It all started in 1950 when Col. Eben C. Henson, a Danville native who had briefly studied
acting in New York, decided to turn a 200-acre cornfield into the Pioneer Playhouse. Lack-
ing sufficient funds to build even so much as a stage, Henson talked a state mental hospital
into hiring him to produce plays while he scrounged up used and abandoned materials for his
theater. Often joking that he was the country's first recycler, Henson traded four bottles of rye
whiskey for the main timber beams, scavenged lights from an ice-cream parlor, and somehow
managed to incorporate a couple of World War II army barracks into the playhouse. He even
hired prisoners from the local county jail to help him lay the first foundations.
His tenaciousness paid off. In the 1950s and '60s, Pioneer Playhouse became known as
the “King of Summer Stocks.” Although Henson passed away in 2004, the Pioneer Playhouse
is going strong nearly six decades after its founding.
Every summer from early June to mid-August, Pioneer Playhouse stages five plays in
ten weeks—and indeed they're still scrounging. The theater depends entirely on volunteers to
make costumes, hang posters, usher, assist backstage, and basically do everything that needs
doing to make sure the five-play season goes off without a hitch.
++++++
Task goal:
Please tell what Henson traded for the main timber beams, according to the Pioneer Playhouse passage. The records aren't needed for this.
++++++
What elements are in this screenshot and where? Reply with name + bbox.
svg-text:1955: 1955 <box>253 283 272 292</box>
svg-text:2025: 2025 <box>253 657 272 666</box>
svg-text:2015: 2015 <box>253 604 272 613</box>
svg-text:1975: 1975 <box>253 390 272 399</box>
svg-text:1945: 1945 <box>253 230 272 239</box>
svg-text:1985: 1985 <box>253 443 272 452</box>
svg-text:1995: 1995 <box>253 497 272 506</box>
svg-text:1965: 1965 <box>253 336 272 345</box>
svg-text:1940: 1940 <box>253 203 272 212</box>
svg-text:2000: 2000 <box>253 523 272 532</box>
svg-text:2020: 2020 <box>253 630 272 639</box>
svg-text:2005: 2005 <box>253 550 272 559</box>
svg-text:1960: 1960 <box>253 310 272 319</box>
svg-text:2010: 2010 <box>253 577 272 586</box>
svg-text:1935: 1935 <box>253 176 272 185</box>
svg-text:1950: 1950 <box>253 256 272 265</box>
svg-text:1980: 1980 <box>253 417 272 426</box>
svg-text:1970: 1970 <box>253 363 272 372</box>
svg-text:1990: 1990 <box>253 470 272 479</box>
++++++
Exercise output:
Four bottles of rye whiskey.